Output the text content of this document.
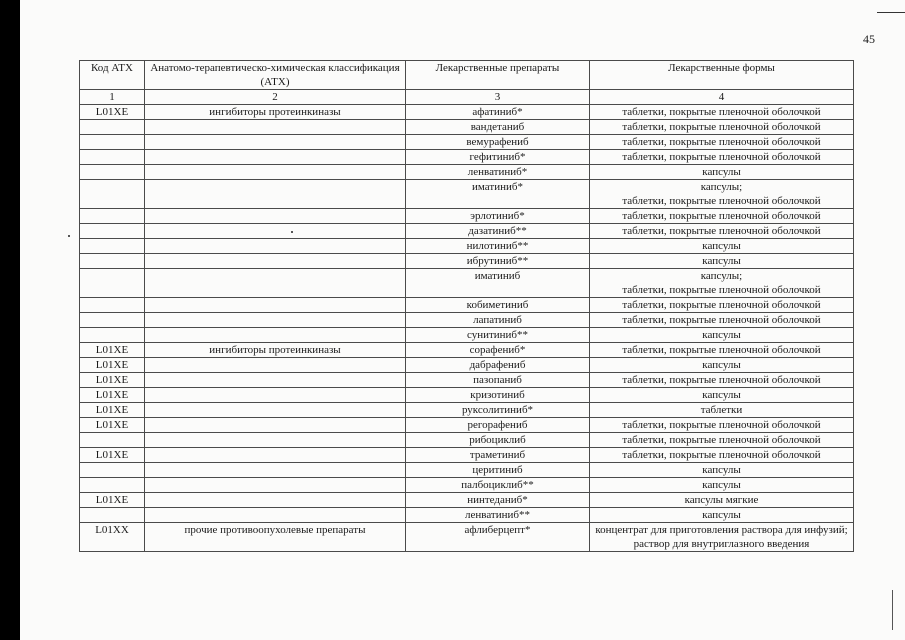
45
Код АТХ	Анатомо-терапевтическо-химическая классификация (АТХ)	Лекарственные препараты	Лекарственные формы
1	2	3	4
L01XE	ингибиторы протеинкиназы	афатиниб*	таблетки, покрытые пленочной оболочкой
		вандетаниб	таблетки, покрытые пленочной оболочкой
		вемурафениб	таблетки, покрытые пленочной оболочкой
		гефитиниб*	таблетки, покрытые пленочной оболочкой
		ленватиниб*	капсулы
		иматиниб*	капсулы;
таблетки, покрытые пленочной оболочкой
		эрлотиниб*	таблетки, покрытые пленочной оболочкой
		дазатиниб**	таблетки, покрытые пленочной оболочкой
		нилотиниб**	капсулы
		ибрутиниб**	капсулы
		иматиниб	капсулы;
таблетки, покрытые пленочной оболочкой
		кобиметиниб	таблетки, покрытые пленочной оболочкой
		лапатиниб	таблетки, покрытые пленочной оболочкой
		сунитиниб**	капсулы
L01XE	ингибиторы протеинкиназы	сорафениб*	таблетки, покрытые пленочной оболочкой
L01XE		дабрафениб	капсулы
L01XE		пазопаниб	таблетки, покрытые пленочной оболочкой
L01XE		кризотиниб	капсулы
L01XE		руксолитиниб*	таблетки
L01XE		регорафениб	таблетки, покрытые пленочной оболочкой
		рибоциклиб	таблетки, покрытые пленочной оболочкой
L01XE		траметиниб	таблетки, покрытые пленочной оболочкой
		церитиниб	капсулы
		палбоциклиб**	капсулы
L01XE		нинтеданиб*	капсулы мягкие
		ленватиниб**	капсулы
L01XX	прочие противоопухолевые препараты	афлиберцепт*	концентрат для приготовления раствора для инфузий;
раствор для внутриглазного введения
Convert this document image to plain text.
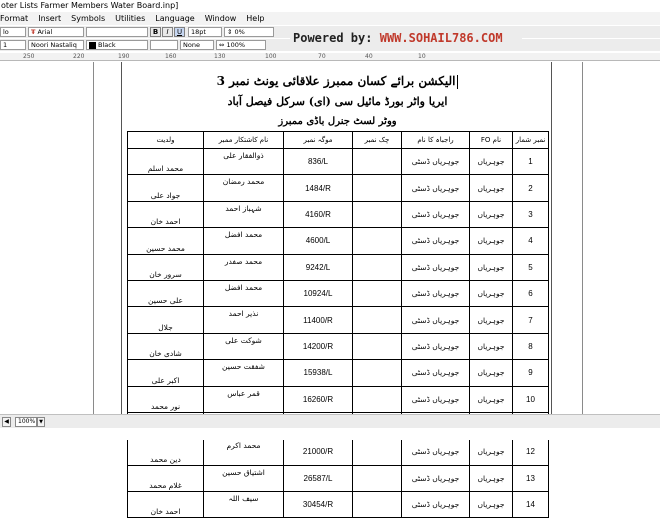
oter Lists Farmer Members Water Board.inp]
Format	Insert	Symbols	Utilities	Language	Window	Help
lo	Ŧ Arial	B	I	U	18pt	⇕ 0%
1	Noori Nastaliq	Black	None	⇔ 100%	Powered by: WWW.SOHAIL786.COM
250	220	190	160	130	100	70	40	10
الیکشن برائے کسان ممبرز علاقائی یونٹ نمبر 3
ایریا واٹر بورڈ مائیل سی (ای) سرکل فیصل آباد
ووٹر لسٹ جنرل باڈی ممبرز
نمبر شمار	نام FO	راجباہ کا نام	چک نمبر	موگہ نمبر	نام کاشتکار ممبر	ولدیت
1	جوہریاں	جوہریاں ڈسٹی		836/L	ذوالفقار علی	محمد اسلم
2	جوہریاں	جوہریاں ڈسٹی		1484/R	محمد رمضان	جواد علی
3	جوہریاں	جوہریاں ڈسٹی		4160/R	شہباز احمد	احمد خان
4	جوہریاں	جوہریاں ڈسٹی		4600/L	محمد افضل	محمد حسین
5	جوہریاں	جوہریاں ڈسٹی		9242/L	محمد صفدر	سرور خان
6	جوہریاں	جوہریاں ڈسٹی		10924/L	محمد افضل	علی حسین
7	جوہریاں	جوہریاں ڈسٹی		11400/R	نذیر احمد	جلال
8	جوہریاں	جوہریاں ڈسٹی		14200/R	شوکت علی	شادی خان
9	جوہریاں	جوہریاں ڈسٹی		15938/L	شفقت حسین	اکبر علی
10	جوہریاں	جوہریاں ڈسٹی		16260/R	قمر عباس	نور محمد

12	جوہریاں	جوہریاں ڈسٹی		21000/R	محمد اکرم	دین محمد
13	جوہریاں	جوہریاں ڈسٹی		26587/L	اشتیاق حسین	غلام محمد
14	جوہریاں	جوہریاں ڈسٹی		30454/R	سیف اللہ	احمد خان
◀	100% ▼
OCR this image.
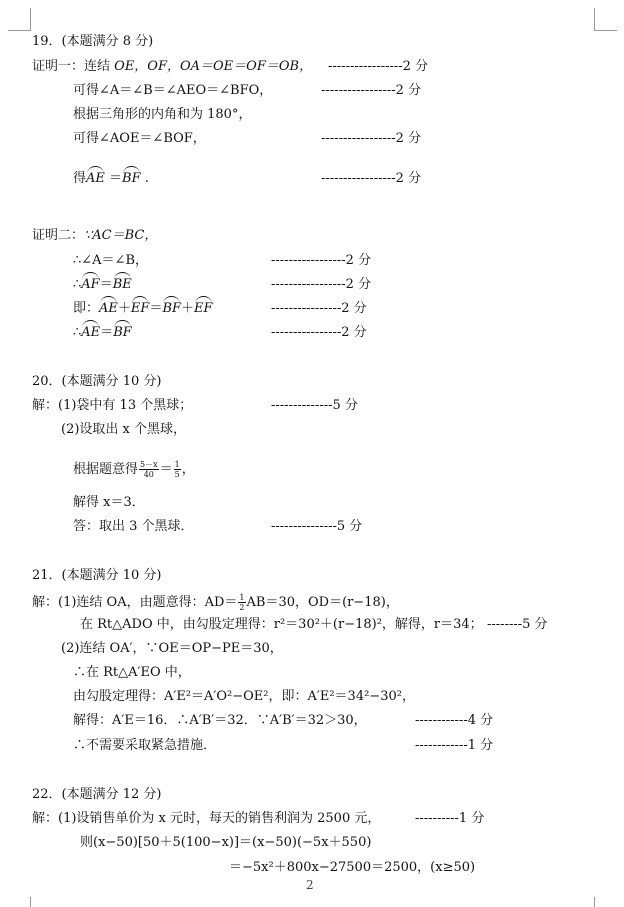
19．(本题满分 8 分)
证明一：连结 OE，OF，OA＝OE＝OF＝OB， -----------------2 分
可得∠A＝∠B＝∠AEO＝∠BFO，	-----------------2 分
根据三角形的内角和为 180°，
可得∠AOE＝∠BOF，	-----------------2 分
得AE ＝BF .	-----------------2 分
证明二：∵AC＝BC，
∴∠A＝∠B，	-----------------2 分
∴AF＝BE	-----------------2 分
即：AE＋EF＝BF＋EF	----------------2 分
∴AE＝BF	----------------2 分
20．(本题满分 10 分)
解：(1)袋中有 13 个黑球；	--------------5 分
(2)设取出 x 个黑球，
根据题意得 $\frac{5-x}{40} = \frac{1}{5}$ ，
解得 x＝3．
答：取出 3 个黑球．	---------------5 分
21．(本题满分 10 分)
解：(1)连结 OA，由题意得：$AD= \frac{1}{2} AB=30$，OD＝(r−18)，
在 Rt△ADO 中，由勾股定理得：r²＝30²＋(r−18)²，解得，r＝34； --------5 分
(2)连结 OA′，∵OE＝OP−PE＝30，
∴在 Rt△A′EO 中，
由勾股定理得：A′E²＝A′O²−OE²，即：A′E²＝34²−30²，
解得：A′E＝16．∴A′B′＝32．∵A′B′＝32＞30，	------------4 分
∴不需要采取紧急措施．	------------1 分
22．(本题满分 12 分)
解：(1)设销售单价为 x 元时，每天的销售利润为 2500 元，	----------1 分
则(x−50)[50＋5(100−x)]＝(x−50)(−5x＋550)
＝−5x²＋800x−27500＝2500，(x≥50)
2
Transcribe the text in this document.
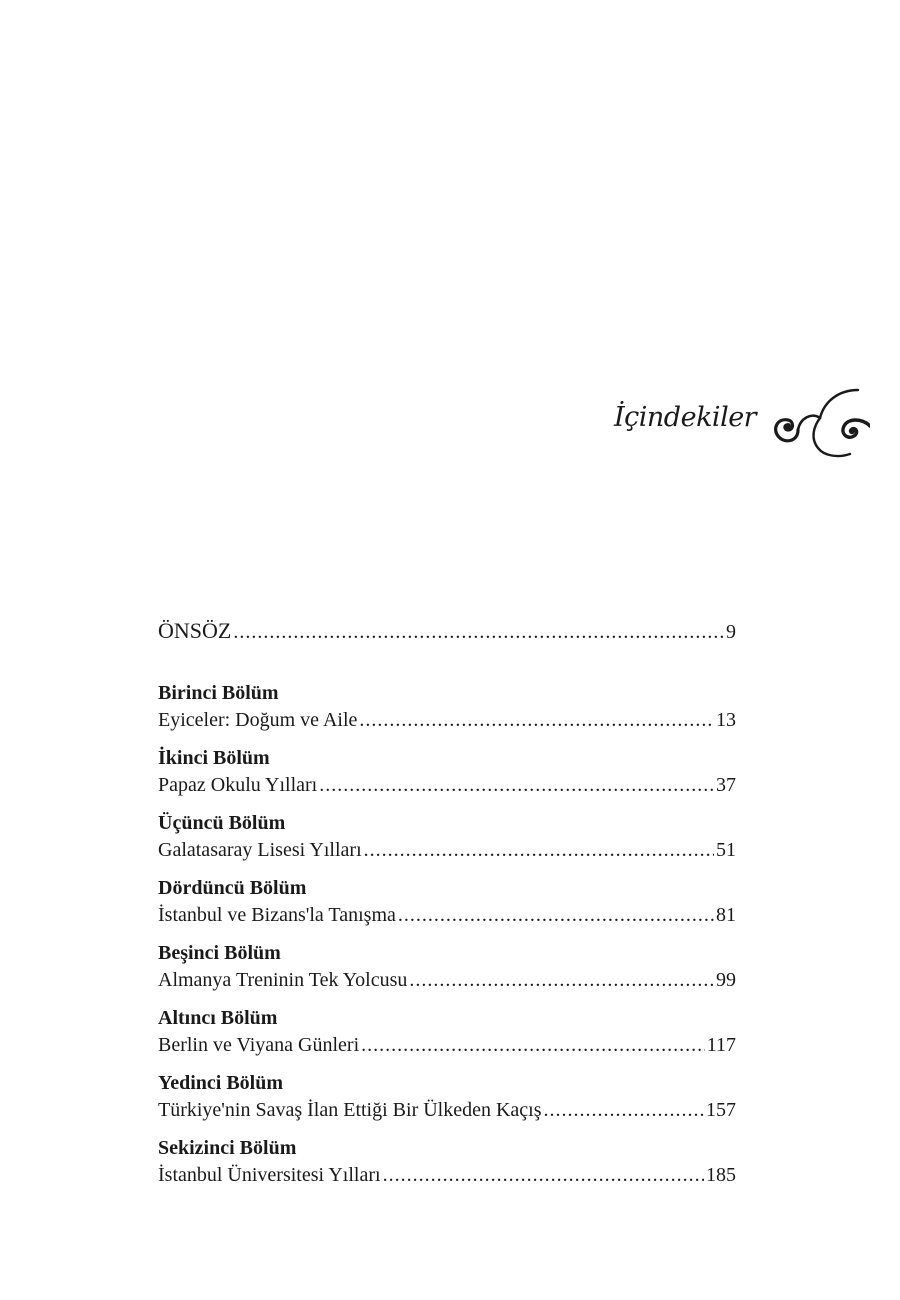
İçindekiler
ÖNSÖZ .....	9
Birinci Bölüm
Eyiceler: Doğum ve Aile .....	13
İkinci Bölüm
Papaz Okulu Yılları .....	37
Üçüncü Bölüm
Galatasaray Lisesi Yılları .....	51
Dördüncü Bölüm
İstanbul ve Bizans'la Tanışma .....	81
Beşinci Bölüm
Almanya Treninin Tek Yolcusu .....	99
Altıncı Bölüm
Berlin ve Viyana Günleri .....	117
Yedinci Bölüm
Türkiye'nin Savaş İlan Ettiği Bir Ülkeden Kaçış .....	157
Sekizinci Bölüm
İstanbul Üniversitesi Yılları .....	185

• _TASK OBJECTIVE_:
Find the word "frac" in the entries above and gather every line that holds it.

• _EXERCISE ANSWER_:
根据题意得 $\frac{5-x}{40} = \frac{1}{5}$ ，
解：(1)连结 OA，由题意得：$AD= \frac{1}{2} AB=30$，OD＝(r−18)，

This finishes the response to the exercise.